* **BRIEF**:
Return each line containing "市政公用工程施工总承包一级资质".

* **TASK MATERIAL**:
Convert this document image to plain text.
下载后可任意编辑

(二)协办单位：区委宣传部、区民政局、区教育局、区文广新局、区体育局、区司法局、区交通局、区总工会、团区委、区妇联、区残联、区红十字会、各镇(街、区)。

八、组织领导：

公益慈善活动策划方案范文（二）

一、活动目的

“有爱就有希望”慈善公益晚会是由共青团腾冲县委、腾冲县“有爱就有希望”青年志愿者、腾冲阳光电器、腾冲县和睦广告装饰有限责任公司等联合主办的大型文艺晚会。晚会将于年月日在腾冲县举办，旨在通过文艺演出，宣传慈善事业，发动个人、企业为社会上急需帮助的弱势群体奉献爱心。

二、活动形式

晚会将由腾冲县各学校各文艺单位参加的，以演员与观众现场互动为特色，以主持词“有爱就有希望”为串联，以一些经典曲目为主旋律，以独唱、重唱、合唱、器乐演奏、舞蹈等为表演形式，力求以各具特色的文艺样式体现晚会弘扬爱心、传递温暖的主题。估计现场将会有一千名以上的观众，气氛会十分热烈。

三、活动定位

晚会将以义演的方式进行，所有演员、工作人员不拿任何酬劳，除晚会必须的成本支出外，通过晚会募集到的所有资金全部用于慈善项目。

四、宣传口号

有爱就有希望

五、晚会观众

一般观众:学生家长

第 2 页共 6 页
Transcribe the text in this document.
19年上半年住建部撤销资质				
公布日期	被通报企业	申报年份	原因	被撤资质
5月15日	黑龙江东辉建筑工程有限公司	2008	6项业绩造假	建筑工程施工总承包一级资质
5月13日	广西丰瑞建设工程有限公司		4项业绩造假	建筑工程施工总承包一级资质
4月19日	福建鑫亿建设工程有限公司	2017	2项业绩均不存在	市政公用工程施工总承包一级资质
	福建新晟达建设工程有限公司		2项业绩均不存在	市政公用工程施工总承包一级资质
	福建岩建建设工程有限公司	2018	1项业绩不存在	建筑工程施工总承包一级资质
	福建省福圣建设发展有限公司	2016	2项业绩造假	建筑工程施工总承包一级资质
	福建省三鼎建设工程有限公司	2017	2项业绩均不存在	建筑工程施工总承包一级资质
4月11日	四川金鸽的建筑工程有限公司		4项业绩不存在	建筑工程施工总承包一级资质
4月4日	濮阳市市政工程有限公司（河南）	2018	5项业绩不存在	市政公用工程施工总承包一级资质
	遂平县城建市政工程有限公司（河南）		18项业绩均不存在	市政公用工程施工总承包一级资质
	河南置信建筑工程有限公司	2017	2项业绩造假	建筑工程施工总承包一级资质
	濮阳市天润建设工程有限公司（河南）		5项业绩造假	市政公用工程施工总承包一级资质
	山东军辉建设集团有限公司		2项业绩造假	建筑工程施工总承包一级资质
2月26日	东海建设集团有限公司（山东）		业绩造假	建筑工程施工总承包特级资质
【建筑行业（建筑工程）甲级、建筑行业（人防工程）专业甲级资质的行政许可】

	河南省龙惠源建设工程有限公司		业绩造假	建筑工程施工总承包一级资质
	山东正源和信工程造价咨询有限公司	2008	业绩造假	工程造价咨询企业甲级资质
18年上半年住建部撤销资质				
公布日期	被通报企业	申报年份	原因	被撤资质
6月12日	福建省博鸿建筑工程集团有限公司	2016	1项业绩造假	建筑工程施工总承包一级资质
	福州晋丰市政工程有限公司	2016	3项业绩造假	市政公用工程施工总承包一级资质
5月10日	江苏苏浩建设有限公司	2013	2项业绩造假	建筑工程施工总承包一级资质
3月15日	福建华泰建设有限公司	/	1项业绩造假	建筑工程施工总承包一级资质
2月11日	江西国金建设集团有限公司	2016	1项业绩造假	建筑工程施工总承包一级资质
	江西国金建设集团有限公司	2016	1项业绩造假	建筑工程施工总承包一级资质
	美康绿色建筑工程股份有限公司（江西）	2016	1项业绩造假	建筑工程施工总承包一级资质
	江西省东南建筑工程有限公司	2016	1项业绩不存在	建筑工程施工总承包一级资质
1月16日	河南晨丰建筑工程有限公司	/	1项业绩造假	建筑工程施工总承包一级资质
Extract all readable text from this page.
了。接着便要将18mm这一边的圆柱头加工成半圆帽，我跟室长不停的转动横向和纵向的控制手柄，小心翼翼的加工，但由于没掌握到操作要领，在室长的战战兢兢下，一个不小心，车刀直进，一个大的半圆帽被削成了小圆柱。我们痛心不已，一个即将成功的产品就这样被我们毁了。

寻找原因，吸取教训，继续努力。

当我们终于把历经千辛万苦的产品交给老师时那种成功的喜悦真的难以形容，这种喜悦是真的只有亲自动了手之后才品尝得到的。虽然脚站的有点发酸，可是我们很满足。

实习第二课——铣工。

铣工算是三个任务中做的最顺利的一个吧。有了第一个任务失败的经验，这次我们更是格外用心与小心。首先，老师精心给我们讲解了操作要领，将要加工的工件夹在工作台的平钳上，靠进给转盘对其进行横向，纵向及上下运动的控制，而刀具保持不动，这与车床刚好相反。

* **EXERCISE RESPONSE**:
4月19日	福建鑫亿建设工程有限公司	2017	2项业绩均不存在	市政公用工程施工总承包一级资质
	福建新晟达建设工程有限公司		2项业绩均不存在	市政公用工程施工总承包一级资质
4月4日	濮阳市市政工程有限公司（河南）	2018	5项业绩不存在	市政公用工程施工总承包一级资质
	遂平县城建市政工程有限公司（河南）		18项业绩均不存在	市政公用工程施工总承包一级资质
	濮阳市天润建设工程有限公司（河南）		5项业绩造假	市政公用工程施工总承包一级资质
	福州晋丰市政工程有限公司	2016	3项业绩造假	市政公用工程施工总承包一级资质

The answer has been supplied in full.